# [WHAT IS EXPECTED]
Find the number of lines below in which the word "前方神仙打架" appears, and write that number only.

# [RECORDS SUPPLIED]

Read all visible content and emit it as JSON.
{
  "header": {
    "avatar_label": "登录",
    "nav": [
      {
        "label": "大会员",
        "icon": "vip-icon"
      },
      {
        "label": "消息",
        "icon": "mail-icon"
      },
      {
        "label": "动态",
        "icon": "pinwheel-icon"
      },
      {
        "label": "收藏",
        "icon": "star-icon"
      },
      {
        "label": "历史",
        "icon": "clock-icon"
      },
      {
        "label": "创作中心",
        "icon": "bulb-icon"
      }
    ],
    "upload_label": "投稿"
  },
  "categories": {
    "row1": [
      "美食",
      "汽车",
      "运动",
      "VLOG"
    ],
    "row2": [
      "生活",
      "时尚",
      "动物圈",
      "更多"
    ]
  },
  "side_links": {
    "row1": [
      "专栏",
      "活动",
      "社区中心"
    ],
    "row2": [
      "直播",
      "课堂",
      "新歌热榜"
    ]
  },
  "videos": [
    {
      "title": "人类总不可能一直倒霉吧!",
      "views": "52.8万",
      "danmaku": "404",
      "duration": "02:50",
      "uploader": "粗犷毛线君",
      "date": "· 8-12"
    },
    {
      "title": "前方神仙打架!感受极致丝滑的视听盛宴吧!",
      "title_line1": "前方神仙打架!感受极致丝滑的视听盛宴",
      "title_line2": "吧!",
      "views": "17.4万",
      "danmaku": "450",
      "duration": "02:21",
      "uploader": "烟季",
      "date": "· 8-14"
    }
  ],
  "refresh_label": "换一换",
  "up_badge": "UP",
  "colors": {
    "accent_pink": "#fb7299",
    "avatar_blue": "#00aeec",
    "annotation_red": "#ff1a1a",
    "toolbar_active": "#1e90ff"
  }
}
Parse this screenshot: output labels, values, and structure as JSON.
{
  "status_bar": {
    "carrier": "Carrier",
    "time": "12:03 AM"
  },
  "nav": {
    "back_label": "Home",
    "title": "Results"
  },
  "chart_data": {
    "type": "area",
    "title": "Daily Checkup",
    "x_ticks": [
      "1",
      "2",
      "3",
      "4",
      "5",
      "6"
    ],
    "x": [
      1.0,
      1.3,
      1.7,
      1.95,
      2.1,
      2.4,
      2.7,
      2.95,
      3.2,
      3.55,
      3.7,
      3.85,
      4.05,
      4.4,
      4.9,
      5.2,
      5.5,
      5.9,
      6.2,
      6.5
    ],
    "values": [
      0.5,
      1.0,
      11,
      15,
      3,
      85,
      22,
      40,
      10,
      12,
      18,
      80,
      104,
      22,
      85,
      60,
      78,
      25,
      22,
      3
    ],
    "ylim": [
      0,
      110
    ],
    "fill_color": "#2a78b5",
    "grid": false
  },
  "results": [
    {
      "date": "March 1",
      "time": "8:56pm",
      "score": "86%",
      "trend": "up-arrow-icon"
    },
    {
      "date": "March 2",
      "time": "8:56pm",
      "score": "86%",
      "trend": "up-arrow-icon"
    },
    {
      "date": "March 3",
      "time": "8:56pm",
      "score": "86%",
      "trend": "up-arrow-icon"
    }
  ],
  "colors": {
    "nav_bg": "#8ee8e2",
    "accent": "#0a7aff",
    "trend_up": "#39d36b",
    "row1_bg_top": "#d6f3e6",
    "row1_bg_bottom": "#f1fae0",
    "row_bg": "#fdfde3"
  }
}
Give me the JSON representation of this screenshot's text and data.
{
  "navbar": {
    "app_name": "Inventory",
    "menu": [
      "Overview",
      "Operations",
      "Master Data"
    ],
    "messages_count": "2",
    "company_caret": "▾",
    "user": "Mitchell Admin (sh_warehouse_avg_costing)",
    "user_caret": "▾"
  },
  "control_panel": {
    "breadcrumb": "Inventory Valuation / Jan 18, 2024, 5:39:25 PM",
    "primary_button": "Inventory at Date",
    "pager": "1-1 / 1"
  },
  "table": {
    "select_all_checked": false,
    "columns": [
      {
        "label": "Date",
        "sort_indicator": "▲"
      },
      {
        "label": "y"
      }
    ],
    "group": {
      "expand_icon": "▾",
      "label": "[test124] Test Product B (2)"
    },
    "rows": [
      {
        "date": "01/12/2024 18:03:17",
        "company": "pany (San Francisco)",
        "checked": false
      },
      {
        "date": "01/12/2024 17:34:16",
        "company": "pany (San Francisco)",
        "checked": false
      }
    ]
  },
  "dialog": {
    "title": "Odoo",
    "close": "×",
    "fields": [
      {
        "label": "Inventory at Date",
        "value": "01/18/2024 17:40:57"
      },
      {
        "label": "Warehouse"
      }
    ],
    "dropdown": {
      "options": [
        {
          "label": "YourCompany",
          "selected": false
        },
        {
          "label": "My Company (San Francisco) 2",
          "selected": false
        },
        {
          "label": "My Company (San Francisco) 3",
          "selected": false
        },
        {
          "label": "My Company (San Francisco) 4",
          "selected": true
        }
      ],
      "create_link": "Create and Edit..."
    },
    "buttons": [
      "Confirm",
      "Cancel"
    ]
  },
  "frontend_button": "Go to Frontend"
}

# [RESPONSE]
2